● EXERCISE BRIEF
In full and exactly, reproduce the entries below, but omit the pictures.
# # # #
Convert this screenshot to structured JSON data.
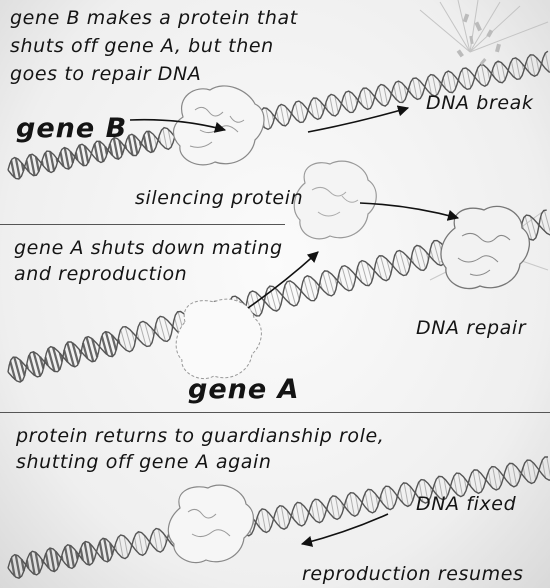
{
  "panels": [
    {
      "caption_lines": [
        "gene B makes a protein that",
        "shuts off gene A, but then",
        "goes to repair DNA"
      ],
      "gene_label": "gene B",
      "labels": {
        "dna_break": "DNA break",
        "silencing_protein": "silencing protein"
      }
    },
    {
      "caption_lines": [
        "gene A shuts down mating",
        "and reproduction"
      ],
      "gene_label": "gene A",
      "labels": {
        "dna_repair": "DNA repair"
      }
    },
    {
      "caption_lines": [
        "protein returns to guardianship role,",
        "shutting off gene A again"
      ],
      "labels": {
        "dna_fixed": "DNA fixed",
        "reproduction_resumes": "reproduction resumes"
      }
    }
  ]
}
# # # #
● YOUR SOLUTION
Convert this screenshot to structured JSON data.
{
  "panels": [
    {
      "caption_lines": [
        "gene B makes a protein that",
        "shuts off gene A, but then",
        "goes to repair DNA"
      ],
      "gene_label": "gene B",
      "labels": {
        "dna_break": "DNA break",
        "silencing_protein": "silencing protein"
      }
    },
    {
      "caption_lines": [
        "gene A shuts down mating",
        "and reproduction"
      ],
      "gene_label": "gene A",
      "labels": {
        "dna_repair": "DNA repair"
      }
    },
    {
      "caption_lines": [
        "protein returns to guardianship role,",
        "shutting off gene A again"
      ],
      "labels": {
        "dna_fixed": "DNA fixed",
        "reproduction_resumes": "reproduction resumes"
      }
    }
  ]
}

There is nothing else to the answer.